▶ Direction:
Please restate the following records word for word.
·····
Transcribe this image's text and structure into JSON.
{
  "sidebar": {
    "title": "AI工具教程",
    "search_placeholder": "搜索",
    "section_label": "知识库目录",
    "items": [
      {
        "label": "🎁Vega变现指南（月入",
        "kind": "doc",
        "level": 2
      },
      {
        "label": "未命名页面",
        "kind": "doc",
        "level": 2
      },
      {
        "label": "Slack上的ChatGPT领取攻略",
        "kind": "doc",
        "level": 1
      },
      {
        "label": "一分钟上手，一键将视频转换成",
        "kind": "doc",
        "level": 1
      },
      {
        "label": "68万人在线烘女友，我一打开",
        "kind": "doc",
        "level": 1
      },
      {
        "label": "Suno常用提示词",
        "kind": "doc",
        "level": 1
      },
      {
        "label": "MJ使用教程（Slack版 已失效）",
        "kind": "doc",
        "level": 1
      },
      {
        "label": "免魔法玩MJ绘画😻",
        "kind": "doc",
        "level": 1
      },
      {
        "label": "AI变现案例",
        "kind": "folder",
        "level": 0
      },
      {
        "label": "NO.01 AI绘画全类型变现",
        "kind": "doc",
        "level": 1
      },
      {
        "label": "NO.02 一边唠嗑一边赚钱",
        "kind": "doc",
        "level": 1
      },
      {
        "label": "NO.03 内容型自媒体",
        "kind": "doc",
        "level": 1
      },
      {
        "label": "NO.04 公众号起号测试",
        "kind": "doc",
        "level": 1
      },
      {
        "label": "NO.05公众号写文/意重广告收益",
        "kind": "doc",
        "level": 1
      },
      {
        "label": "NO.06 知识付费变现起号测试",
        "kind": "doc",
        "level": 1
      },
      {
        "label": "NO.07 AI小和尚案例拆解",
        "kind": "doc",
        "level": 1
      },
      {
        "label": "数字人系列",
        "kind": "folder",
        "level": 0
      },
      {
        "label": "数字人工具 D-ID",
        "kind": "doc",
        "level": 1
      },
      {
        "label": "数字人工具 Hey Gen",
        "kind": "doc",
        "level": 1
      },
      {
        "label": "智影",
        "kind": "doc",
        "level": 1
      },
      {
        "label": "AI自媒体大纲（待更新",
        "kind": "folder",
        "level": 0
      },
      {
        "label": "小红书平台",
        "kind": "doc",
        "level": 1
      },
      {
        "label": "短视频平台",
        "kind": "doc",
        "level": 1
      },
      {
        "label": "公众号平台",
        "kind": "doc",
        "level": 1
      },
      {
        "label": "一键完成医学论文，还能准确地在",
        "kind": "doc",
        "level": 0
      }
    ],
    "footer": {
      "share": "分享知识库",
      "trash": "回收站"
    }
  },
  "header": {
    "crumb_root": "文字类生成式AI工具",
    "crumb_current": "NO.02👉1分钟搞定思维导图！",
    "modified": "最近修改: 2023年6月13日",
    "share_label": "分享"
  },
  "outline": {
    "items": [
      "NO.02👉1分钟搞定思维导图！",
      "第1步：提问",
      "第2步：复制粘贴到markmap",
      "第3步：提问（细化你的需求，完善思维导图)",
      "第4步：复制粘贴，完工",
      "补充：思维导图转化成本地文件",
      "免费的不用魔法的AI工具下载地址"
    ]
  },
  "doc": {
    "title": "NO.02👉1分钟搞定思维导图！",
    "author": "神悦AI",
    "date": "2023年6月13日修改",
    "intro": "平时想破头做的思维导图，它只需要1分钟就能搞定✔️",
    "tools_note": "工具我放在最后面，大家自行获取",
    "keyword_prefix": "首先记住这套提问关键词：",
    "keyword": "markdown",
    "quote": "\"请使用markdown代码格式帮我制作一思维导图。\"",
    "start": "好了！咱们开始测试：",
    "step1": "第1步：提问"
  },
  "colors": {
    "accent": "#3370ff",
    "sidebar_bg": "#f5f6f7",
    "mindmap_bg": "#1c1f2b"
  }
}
·····
▶ Correct result:
Transcribe this image's text and structure into JSON.
{
  "sidebar": {
    "title": "AI工具教程",
    "search_placeholder": "搜索",
    "section_label": "知识库目录",
    "items": [
      {
        "label": "🎁Vega变现指南（月入",
        "kind": "doc",
        "level": 2
      },
      {
        "label": "未命名页面",
        "kind": "doc",
        "level": 2
      },
      {
        "label": "Slack上的ChatGPT领取攻略",
        "kind": "doc",
        "level": 1
      },
      {
        "label": "一分钟上手，一键将视频转换成",
        "kind": "doc",
        "level": 1
      },
      {
        "label": "68万人在线烘女友，我一打开",
        "kind": "doc",
        "level": 1
      },
      {
        "label": "Suno常用提示词",
        "kind": "doc",
        "level": 1
      },
      {
        "label": "MJ使用教程（Slack版 已失效）",
        "kind": "doc",
        "level": 1
      },
      {
        "label": "免魔法玩MJ绘画😻",
        "kind": "doc",
        "level": 1
      },
      {
        "label": "AI变现案例",
        "kind": "folder",
        "level": 0
      },
      {
        "label": "NO.01 AI绘画全类型变现",
        "kind": "doc",
        "level": 1
      },
      {
        "label": "NO.02 一边唠嗑一边赚钱",
        "kind": "doc",
        "level": 1
      },
      {
        "label": "NO.03 内容型自媒体",
        "kind": "doc",
        "level": 1
      },
      {
        "label": "NO.04 公众号起号测试",
        "kind": "doc",
        "level": 1
      },
      {
        "label": "NO.05公众号写文/意重广告收益",
        "kind": "doc",
        "level": 1
      },
      {
        "label": "NO.06 知识付费变现起号测试",
        "kind": "doc",
        "level": 1
      },
      {
        "label": "NO.07 AI小和尚案例拆解",
        "kind": "doc",
        "level": 1
      },
      {
        "label": "数字人系列",
        "kind": "folder",
        "level": 0
      },
      {
        "label": "数字人工具 D-ID",
        "kind": "doc",
        "level": 1
      },
      {
        "label": "数字人工具 Hey Gen",
        "kind": "doc",
        "level": 1
      },
      {
        "label": "智影",
        "kind": "doc",
        "level": 1
      },
      {
        "label": "AI自媒体大纲（待更新",
        "kind": "folder",
        "level": 0
      },
      {
        "label": "小红书平台",
        "kind": "doc",
        "level": 1
      },
      {
        "label": "短视频平台",
        "kind": "doc",
        "level": 1
      },
      {
        "label": "公众号平台",
        "kind": "doc",
        "level": 1
      },
      {
        "label": "一键完成医学论文，还能准确地在",
        "kind": "doc",
        "level": 0
      }
    ],
    "footer": {
      "share": "分享知识库",
      "trash": "回收站"
    }
  },
  "header": {
    "crumb_root": "文字类生成式AI工具",
    "crumb_current": "NO.02👉1分钟搞定思维导图！",
    "modified": "最近修改: 2023年6月13日",
    "share_label": "分享"
  },
  "outline": {
    "items": [
      "NO.02👉1分钟搞定思维导图！",
      "第1步：提问",
      "第2步：复制粘贴到markmap",
      "第3步：提问（细化你的需求，完善思维导图)",
      "第4步：复制粘贴，完工",
      "补充：思维导图转化成本地文件",
      "免费的不用魔法的AI工具下载地址"
    ]
  },
  "doc": {
    "title": "NO.02👉1分钟搞定思维导图！",
    "author": "神悦AI",
    "date": "2023年6月13日修改",
    "intro": "平时想破头做的思维导图，它只需要1分钟就能搞定✔️",
    "tools_note": "工具我放在最后面，大家自行获取",
    "keyword_prefix": "首先记住这套提问关键词：",
    "keyword": "markdown",
    "quote": "\"请使用markdown代码格式帮我制作一思维导图。\"",
    "start": "好了！咱们开始测试：",
    "step1": "第1步：提问"
  },
  "colors": {
    "accent": "#3370ff",
    "sidebar_bg": "#f5f6f7",
    "mindmap_bg": "#1c1f2b"
  }
}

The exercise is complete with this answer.